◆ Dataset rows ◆
⁂
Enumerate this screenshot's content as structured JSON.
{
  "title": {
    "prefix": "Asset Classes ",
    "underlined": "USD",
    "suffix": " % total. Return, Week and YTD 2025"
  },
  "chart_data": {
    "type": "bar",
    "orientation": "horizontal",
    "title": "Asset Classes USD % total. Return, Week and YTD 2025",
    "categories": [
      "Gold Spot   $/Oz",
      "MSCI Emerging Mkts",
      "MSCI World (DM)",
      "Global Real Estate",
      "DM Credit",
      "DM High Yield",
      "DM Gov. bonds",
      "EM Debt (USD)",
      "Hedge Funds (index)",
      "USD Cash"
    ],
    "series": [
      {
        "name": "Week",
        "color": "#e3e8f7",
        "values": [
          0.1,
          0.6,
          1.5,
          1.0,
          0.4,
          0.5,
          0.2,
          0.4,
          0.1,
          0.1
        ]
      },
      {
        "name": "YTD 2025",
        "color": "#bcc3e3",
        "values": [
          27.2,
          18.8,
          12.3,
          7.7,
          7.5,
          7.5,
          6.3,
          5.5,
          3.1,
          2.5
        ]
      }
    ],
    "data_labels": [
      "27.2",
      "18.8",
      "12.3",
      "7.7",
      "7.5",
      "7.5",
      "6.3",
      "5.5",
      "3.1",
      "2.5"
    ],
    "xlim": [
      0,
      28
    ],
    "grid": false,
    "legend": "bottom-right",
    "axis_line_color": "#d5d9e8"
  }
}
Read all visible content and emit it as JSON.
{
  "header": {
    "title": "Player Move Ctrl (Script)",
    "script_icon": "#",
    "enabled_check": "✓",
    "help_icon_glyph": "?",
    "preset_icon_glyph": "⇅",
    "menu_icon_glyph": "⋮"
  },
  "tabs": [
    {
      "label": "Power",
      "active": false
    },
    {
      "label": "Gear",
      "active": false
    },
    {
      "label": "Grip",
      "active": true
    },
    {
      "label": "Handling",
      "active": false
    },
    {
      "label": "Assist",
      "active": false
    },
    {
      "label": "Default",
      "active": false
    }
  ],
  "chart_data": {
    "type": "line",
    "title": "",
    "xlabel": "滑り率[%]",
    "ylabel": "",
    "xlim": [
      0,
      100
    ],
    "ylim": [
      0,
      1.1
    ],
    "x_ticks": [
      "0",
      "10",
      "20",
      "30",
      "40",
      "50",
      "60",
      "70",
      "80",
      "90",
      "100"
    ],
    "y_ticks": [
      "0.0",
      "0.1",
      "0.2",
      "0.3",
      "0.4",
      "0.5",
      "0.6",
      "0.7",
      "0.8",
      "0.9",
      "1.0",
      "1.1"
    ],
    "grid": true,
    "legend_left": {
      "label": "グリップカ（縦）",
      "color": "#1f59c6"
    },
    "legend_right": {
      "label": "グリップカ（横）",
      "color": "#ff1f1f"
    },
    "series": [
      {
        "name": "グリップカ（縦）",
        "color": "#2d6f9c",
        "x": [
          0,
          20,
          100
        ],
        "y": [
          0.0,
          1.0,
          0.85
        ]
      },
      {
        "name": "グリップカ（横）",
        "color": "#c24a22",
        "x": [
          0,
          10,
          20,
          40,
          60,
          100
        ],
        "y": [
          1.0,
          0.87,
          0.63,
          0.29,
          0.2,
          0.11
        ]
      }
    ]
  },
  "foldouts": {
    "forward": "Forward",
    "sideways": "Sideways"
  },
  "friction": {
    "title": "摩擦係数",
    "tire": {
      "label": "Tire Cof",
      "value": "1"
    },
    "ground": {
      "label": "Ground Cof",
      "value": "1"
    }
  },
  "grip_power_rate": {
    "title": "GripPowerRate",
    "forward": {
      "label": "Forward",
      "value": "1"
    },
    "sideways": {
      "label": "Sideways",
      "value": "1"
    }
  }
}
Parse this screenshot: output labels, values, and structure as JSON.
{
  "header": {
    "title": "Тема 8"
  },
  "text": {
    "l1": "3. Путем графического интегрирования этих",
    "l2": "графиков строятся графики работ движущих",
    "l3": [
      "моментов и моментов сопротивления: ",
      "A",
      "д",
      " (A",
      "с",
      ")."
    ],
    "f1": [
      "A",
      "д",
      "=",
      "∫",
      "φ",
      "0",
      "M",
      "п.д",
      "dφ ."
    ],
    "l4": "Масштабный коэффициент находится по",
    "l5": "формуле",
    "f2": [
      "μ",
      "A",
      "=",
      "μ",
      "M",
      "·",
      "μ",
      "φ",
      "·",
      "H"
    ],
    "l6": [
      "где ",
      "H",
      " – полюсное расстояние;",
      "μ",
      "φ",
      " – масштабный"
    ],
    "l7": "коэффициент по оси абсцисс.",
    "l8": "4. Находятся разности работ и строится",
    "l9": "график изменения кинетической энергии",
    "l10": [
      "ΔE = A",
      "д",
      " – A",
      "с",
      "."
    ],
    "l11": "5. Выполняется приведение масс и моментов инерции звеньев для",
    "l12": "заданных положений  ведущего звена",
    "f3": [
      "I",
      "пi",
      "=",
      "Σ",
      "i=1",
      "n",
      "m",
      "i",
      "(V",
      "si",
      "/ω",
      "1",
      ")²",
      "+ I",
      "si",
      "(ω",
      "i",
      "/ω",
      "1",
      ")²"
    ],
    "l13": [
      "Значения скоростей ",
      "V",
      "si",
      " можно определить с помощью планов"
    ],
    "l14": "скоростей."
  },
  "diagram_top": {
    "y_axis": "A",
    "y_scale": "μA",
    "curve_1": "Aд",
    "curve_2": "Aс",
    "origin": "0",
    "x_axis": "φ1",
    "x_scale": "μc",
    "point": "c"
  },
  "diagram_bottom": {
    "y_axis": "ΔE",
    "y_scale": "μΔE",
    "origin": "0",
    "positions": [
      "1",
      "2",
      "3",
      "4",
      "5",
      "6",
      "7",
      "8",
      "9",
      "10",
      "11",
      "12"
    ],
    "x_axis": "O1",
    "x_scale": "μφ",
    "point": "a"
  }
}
⁂
◆ Aim ◆
Write the data back out verbatim.

◆ Output of the exercise ◆
Enumerate this screenshot's content as structured JSON.
{
  "title": {
    "prefix": "Asset Classes ",
    "underlined": "USD",
    "suffix": " % total. Return, Week and YTD 2025"
  },
  "chart_data": {
    "type": "bar",
    "orientation": "horizontal",
    "title": "Asset Classes USD % total. Return, Week and YTD 2025",
    "categories": [
      "Gold Spot   $/Oz",
      "MSCI Emerging Mkts",
      "MSCI World (DM)",
      "Global Real Estate",
      "DM Credit",
      "DM High Yield",
      "DM Gov. bonds",
      "EM Debt (USD)",
      "Hedge Funds (index)",
      "USD Cash"
    ],
    "series": [
      {
        "name": "Week",
        "color": "#e3e8f7",
        "values": [
          0.1,
          0.6,
          1.5,
          1.0,
          0.4,
          0.5,
          0.2,
          0.4,
          0.1,
          0.1
        ]
      },
      {
        "name": "YTD 2025",
        "color": "#bcc3e3",
        "values": [
          27.2,
          18.8,
          12.3,
          7.7,
          7.5,
          7.5,
          6.3,
          5.5,
          3.1,
          2.5
        ]
      }
    ],
    "data_labels": [
      "27.2",
      "18.8",
      "12.3",
      "7.7",
      "7.5",
      "7.5",
      "6.3",
      "5.5",
      "3.1",
      "2.5"
    ],
    "xlim": [
      0,
      28
    ],
    "grid": false,
    "legend": "bottom-right",
    "axis_line_color": "#d5d9e8"
  }
}
Read all visible content and emit it as JSON.
{
  "header": {
    "title": "Player Move Ctrl (Script)",
    "script_icon": "#",
    "enabled_check": "✓",
    "help_icon_glyph": "?",
    "preset_icon_glyph": "⇅",
    "menu_icon_glyph": "⋮"
  },
  "tabs": [
    {
      "label": "Power",
      "active": false
    },
    {
      "label": "Gear",
      "active": false
    },
    {
      "label": "Grip",
      "active": true
    },
    {
      "label": "Handling",
      "active": false
    },
    {
      "label": "Assist",
      "active": false
    },
    {
      "label": "Default",
      "active": false
    }
  ],
  "chart_data": {
    "type": "line",
    "title": "",
    "xlabel": "滑り率[%]",
    "ylabel": "",
    "xlim": [
      0,
      100
    ],
    "ylim": [
      0,
      1.1
    ],
    "x_ticks": [
      "0",
      "10",
      "20",
      "30",
      "40",
      "50",
      "60",
      "70",
      "80",
      "90",
      "100"
    ],
    "y_ticks": [
      "0.0",
      "0.1",
      "0.2",
      "0.3",
      "0.4",
      "0.5",
      "0.6",
      "0.7",
      "0.8",
      "0.9",
      "1.0",
      "1.1"
    ],
    "grid": true,
    "legend_left": {
      "label": "グリップカ（縦）",
      "color": "#1f59c6"
    },
    "legend_right": {
      "label": "グリップカ（横）",
      "color": "#ff1f1f"
    },
    "series": [
      {
        "name": "グリップカ（縦）",
        "color": "#2d6f9c",
        "x": [
          0,
          20,
          100
        ],
        "y": [
          0.0,
          1.0,
          0.85
        ]
      },
      {
        "name": "グリップカ（横）",
        "color": "#c24a22",
        "x": [
          0,
          10,
          20,
          40,
          60,
          100
        ],
        "y": [
          1.0,
          0.87,
          0.63,
          0.29,
          0.2,
          0.11
        ]
      }
    ]
  },
  "foldouts": {
    "forward": "Forward",
    "sideways": "Sideways"
  },
  "friction": {
    "title": "摩擦係数",
    "tire": {
      "label": "Tire Cof",
      "value": "1"
    },
    "ground": {
      "label": "Ground Cof",
      "value": "1"
    }
  },
  "grip_power_rate": {
    "title": "GripPowerRate",
    "forward": {
      "label": "Forward",
      "value": "1"
    },
    "sideways": {
      "label": "Sideways",
      "value": "1"
    }
  }
}
Parse this screenshot: output labels, values, and structure as JSON.
{
  "header": {
    "title": "Тема 8"
  },
  "text": {
    "l1": "3. Путем графического интегрирования этих",
    "l2": "графиков строятся графики работ движущих",
    "l3": [
      "моментов и моментов сопротивления: ",
      "A",
      "д",
      " (A",
      "с",
      ")."
    ],
    "f1": [
      "A",
      "д",
      "=",
      "∫",
      "φ",
      "0",
      "M",
      "п.д",
      "dφ ."
    ],
    "l4": "Масштабный коэффициент находится по",
    "l5": "формуле",
    "f2": [
      "μ",
      "A",
      "=",
      "μ",
      "M",
      "·",
      "μ",
      "φ",
      "·",
      "H"
    ],
    "l6": [
      "где ",
      "H",
      " – полюсное расстояние;",
      "μ",
      "φ",
      " – масштабный"
    ],
    "l7": "коэффициент по оси абсцисс.",
    "l8": "4. Находятся разности работ и строится",
    "l9": "график изменения кинетической энергии",
    "l10": [
      "ΔE = A",
      "д",
      " – A",
      "с",
      "."
    ],
    "l11": "5. Выполняется приведение масс и моментов инерции звеньев для",
    "l12": "заданных положений  ведущего звена",
    "f3": [
      "I",
      "пi",
      "=",
      "Σ",
      "i=1",
      "n",
      "m",
      "i",
      "(V",
      "si",
      "/ω",
      "1",
      ")²",
      "+ I",
      "si",
      "(ω",
      "i",
      "/ω",
      "1",
      ")²"
    ],
    "l13": [
      "Значения скоростей ",
      "V",
      "si",
      " можно определить с помощью планов"
    ],
    "l14": "скоростей."
  },
  "diagram_top": {
    "y_axis": "A",
    "y_scale": "μA",
    "curve_1": "Aд",
    "curve_2": "Aс",
    "origin": "0",
    "x_axis": "φ1",
    "x_scale": "μc",
    "point": "c"
  },
  "diagram_bottom": {
    "y_axis": "ΔE",
    "y_scale": "μΔE",
    "origin": "0",
    "positions": [
      "1",
      "2",
      "3",
      "4",
      "5",
      "6",
      "7",
      "8",
      "9",
      "10",
      "11",
      "12"
    ],
    "x_axis": "O1",
    "x_scale": "μφ",
    "point": "a"
  }
}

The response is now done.